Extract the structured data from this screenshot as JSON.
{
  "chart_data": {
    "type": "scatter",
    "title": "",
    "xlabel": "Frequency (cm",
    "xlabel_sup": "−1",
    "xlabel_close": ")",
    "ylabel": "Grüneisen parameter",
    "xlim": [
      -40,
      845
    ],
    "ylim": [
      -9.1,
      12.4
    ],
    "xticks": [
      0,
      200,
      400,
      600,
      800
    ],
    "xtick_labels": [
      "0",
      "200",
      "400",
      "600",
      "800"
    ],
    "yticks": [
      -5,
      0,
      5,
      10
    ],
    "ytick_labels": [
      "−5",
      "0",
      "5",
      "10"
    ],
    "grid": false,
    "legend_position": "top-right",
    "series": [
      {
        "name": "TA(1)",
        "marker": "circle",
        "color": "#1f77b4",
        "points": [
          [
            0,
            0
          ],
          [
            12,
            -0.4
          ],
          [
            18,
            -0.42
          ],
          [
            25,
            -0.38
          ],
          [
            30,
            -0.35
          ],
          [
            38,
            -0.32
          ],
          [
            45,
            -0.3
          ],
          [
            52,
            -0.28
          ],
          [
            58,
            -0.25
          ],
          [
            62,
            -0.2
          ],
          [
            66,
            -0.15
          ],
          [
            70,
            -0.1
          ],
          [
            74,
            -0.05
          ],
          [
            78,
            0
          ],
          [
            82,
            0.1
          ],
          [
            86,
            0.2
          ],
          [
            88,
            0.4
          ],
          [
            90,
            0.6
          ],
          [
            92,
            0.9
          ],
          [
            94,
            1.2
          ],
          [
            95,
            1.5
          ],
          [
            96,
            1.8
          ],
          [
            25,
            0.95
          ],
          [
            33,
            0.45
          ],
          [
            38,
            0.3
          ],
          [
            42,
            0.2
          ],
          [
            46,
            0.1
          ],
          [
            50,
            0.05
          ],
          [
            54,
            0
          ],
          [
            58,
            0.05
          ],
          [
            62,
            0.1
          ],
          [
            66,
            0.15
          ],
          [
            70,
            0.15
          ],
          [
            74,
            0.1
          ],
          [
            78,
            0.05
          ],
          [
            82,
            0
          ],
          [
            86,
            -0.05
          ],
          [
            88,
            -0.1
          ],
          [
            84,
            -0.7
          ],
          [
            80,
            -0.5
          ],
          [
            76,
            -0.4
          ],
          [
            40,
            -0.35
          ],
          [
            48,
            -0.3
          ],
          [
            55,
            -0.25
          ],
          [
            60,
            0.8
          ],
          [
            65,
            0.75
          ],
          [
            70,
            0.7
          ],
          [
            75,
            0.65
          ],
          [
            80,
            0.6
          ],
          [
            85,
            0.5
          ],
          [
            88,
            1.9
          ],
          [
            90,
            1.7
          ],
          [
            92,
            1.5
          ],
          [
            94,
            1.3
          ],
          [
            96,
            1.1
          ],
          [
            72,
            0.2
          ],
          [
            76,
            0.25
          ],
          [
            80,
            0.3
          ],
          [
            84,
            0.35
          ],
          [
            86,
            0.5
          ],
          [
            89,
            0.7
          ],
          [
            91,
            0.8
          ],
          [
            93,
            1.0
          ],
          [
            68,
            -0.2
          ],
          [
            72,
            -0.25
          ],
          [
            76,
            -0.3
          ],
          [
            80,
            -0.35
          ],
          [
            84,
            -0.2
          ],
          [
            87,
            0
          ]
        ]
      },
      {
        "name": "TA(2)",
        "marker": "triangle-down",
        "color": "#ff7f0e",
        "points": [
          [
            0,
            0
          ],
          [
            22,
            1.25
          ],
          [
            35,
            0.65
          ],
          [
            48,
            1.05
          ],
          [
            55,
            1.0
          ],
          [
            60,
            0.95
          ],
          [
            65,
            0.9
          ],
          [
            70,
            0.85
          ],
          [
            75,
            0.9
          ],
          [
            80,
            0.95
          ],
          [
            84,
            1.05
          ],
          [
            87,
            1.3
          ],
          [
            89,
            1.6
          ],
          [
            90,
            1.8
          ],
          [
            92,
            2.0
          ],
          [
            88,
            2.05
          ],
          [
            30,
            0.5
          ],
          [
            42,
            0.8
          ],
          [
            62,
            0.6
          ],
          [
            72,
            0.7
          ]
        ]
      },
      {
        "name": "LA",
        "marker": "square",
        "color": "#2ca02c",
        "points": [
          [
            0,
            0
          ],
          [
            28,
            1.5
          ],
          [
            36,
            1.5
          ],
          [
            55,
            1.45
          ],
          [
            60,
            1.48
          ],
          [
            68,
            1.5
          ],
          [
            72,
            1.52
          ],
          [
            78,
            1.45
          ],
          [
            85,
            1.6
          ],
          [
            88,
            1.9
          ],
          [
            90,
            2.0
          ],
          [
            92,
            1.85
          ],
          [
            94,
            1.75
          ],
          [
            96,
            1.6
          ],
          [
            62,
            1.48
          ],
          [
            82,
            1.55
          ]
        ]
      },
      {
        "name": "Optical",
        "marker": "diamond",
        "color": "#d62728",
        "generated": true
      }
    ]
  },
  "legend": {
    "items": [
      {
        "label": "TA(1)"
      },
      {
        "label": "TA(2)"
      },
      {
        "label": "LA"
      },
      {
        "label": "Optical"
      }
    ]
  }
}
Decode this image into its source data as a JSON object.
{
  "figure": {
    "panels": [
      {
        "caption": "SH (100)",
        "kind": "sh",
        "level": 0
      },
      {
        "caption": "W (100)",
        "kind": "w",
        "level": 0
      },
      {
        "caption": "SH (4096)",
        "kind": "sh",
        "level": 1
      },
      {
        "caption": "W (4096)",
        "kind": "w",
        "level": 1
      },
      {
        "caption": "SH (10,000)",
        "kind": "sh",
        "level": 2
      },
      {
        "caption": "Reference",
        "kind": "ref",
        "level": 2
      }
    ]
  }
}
* * *
_Aim:_ How many lines of the listing above include the word "marker"? State the number and nothing else.

_Exercise answer:_ 4